» **What you need to do**
With the pictures left out, copy the listing below exactly.

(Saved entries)
--
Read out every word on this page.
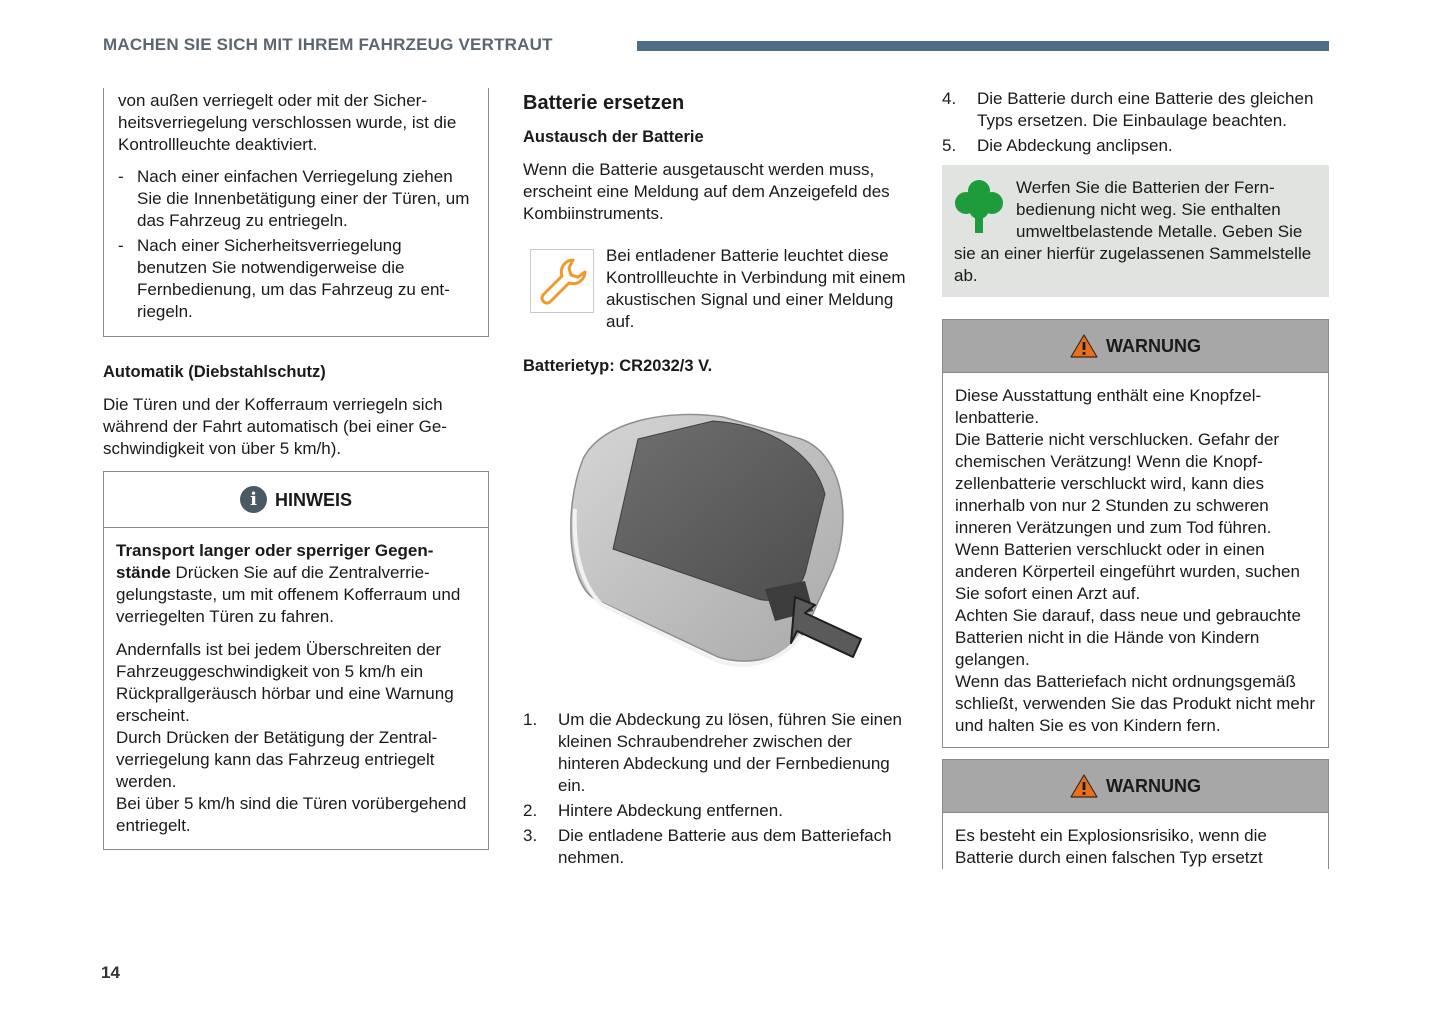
MACHEN SIE SICH MIT IHREM FAHRZEUG VERTRAUT

von außen verriegelt oder mit der Sicherheitsverriegelung verschlossen wurde, ist die Kontrollleuchte deaktiviert.

- Nach einer einfachen Verriegelung ziehen Sie die Innenbetätigung einer der Türen, um das Fahrzeug zu entriegeln.
- Nach einer Sicherheitsverriegelung benutzen Sie notwendigerweise die Fernbedienung, um das Fahrzeug zu entriegeln.

Automatik (Diebstahlschutz)

Die Türen und der Kofferraum verriegeln sich während der Fahrt automatisch (bei einer Geschwindigkeit von über 5 km/h).

i	HINWEIS

Transport langer oder sperriger Gegenstände Drücken Sie auf die Zentralverriegelungstaste, um mit offenem Kofferraum und verriegelten Türen zu fahren.

Andernfalls ist bei jedem Überschreiten der Fahrzeuggeschwindigkeit von 5 km/h ein Rückprallgeräusch hörbar und eine Warnung erscheint.

Durch Drücken der Betätigung der Zentralverriegelung kann das Fahrzeug entriegelt werden.

Bei über 5 km/h sind die Türen vorübergehend entriegelt.

Batterie ersetzen

Austausch der Batterie

Wenn die Batterie ausgetauscht werden muss, erscheint eine Meldung auf dem Anzeigefeld des Kombiinstruments.

Bei entladener Batterie leuchtet diese Kontrollleuchte in Verbindung mit einem akustischen Signal und einer Meldung auf.

Batterietyp: CR2032/3 V.

1. Um die Abdeckung zu lösen, führen Sie einen kleinen Schraubendreher zwischen der hinteren Abdeckung und der Fernbedienung ein.
2. Hintere Abdeckung entfernen.
3. Die entladene Batterie aus dem Batteriefach nehmen.
4. Die Batterie durch eine Batterie des gleichen Typs ersetzen. Die Einbaulage beachten.
5. Die Abdeckung anclipsen.

Werfen Sie die Batterien der Fernbedienung nicht weg. Sie enthalten umweltbelastende Metalle. Geben Sie sie an einer hierfür zugelassenen Sammelstelle ab.

WARNUNG

Diese Ausstattung enthält eine Knopfzellenbatterie.

Die Batterie nicht verschlucken. Gefahr der chemischen Verätzung! Wenn die Knopfzellenbatterie verschluckt wird, kann dies innerhalb von nur 2 Stunden zu schweren inneren Verätzungen und zum Tod führen.

Wenn Batterien verschluckt oder in einen anderen Körperteil eingeführt wurden, suchen Sie sofort einen Arzt auf.

Achten Sie darauf, dass neue und gebrauchte Batterien nicht in die Hände von Kindern gelangen.

Wenn das Batteriefach nicht ordnungsgemäß schließt, verwenden Sie das Produkt nicht mehr und halten Sie es von Kindern fern.

WARNUNG

Es besteht ein Explosionsrisiko, wenn die Batterie durch einen falschen Typ ersetzt

14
--
» **Task output**
Read out every word on this page.
MACHEN SIE SICH MIT IHREM FAHRZEUG VERTRAUT

von außen verriegelt oder mit der Sicherheitsverriegelung verschlossen wurde, ist die Kontrollleuchte deaktiviert.

- Nach einer einfachen Verriegelung ziehen Sie die Innenbetätigung einer der Türen, um das Fahrzeug zu entriegeln.
- Nach einer Sicherheitsverriegelung benutzen Sie notwendigerweise die Fernbedienung, um das Fahrzeug zu entriegeln.

Automatik (Diebstahlschutz)

Die Türen und der Kofferraum verriegeln sich während der Fahrt automatisch (bei einer Geschwindigkeit von über 5 km/h).

i	HINWEIS

Transport langer oder sperriger Gegenstände Drücken Sie auf die Zentralverriegelungstaste, um mit offenem Kofferraum und verriegelten Türen zu fahren.

Andernfalls ist bei jedem Überschreiten der Fahrzeuggeschwindigkeit von 5 km/h ein Rückprallgeräusch hörbar und eine Warnung erscheint.

Durch Drücken der Betätigung der Zentralverriegelung kann das Fahrzeug entriegelt werden.

Bei über 5 km/h sind die Türen vorübergehend entriegelt.

Batterie ersetzen

Austausch der Batterie

Wenn die Batterie ausgetauscht werden muss, erscheint eine Meldung auf dem Anzeigefeld des Kombiinstruments.

Bei entladener Batterie leuchtet diese Kontrollleuchte in Verbindung mit einem akustischen Signal und einer Meldung auf.

Batterietyp: CR2032/3 V.

1. Um die Abdeckung zu lösen, führen Sie einen kleinen Schraubendreher zwischen der hinteren Abdeckung und der Fernbedienung ein.
2. Hintere Abdeckung entfernen.
3. Die entladene Batterie aus dem Batteriefach nehmen.
4. Die Batterie durch eine Batterie des gleichen Typs ersetzen. Die Einbaulage beachten.
5. Die Abdeckung anclipsen.

Werfen Sie die Batterien der Fernbedienung nicht weg. Sie enthalten umweltbelastende Metalle. Geben Sie sie an einer hierfür zugelassenen Sammelstelle ab.

WARNUNG

Diese Ausstattung enthält eine Knopfzellenbatterie.

Die Batterie nicht verschlucken. Gefahr der chemischen Verätzung! Wenn die Knopfzellenbatterie verschluckt wird, kann dies innerhalb von nur 2 Stunden zu schweren inneren Verätzungen und zum Tod führen.

Wenn Batterien verschluckt oder in einen anderen Körperteil eingeführt wurden, suchen Sie sofort einen Arzt auf.

Achten Sie darauf, dass neue und gebrauchte Batterien nicht in die Hände von Kindern gelangen.

Wenn das Batteriefach nicht ordnungsgemäß schließt, verwenden Sie das Produkt nicht mehr und halten Sie es von Kindern fern.

WARNUNG

Es besteht ein Explosionsrisiko, wenn die Batterie durch einen falschen Typ ersetzt

14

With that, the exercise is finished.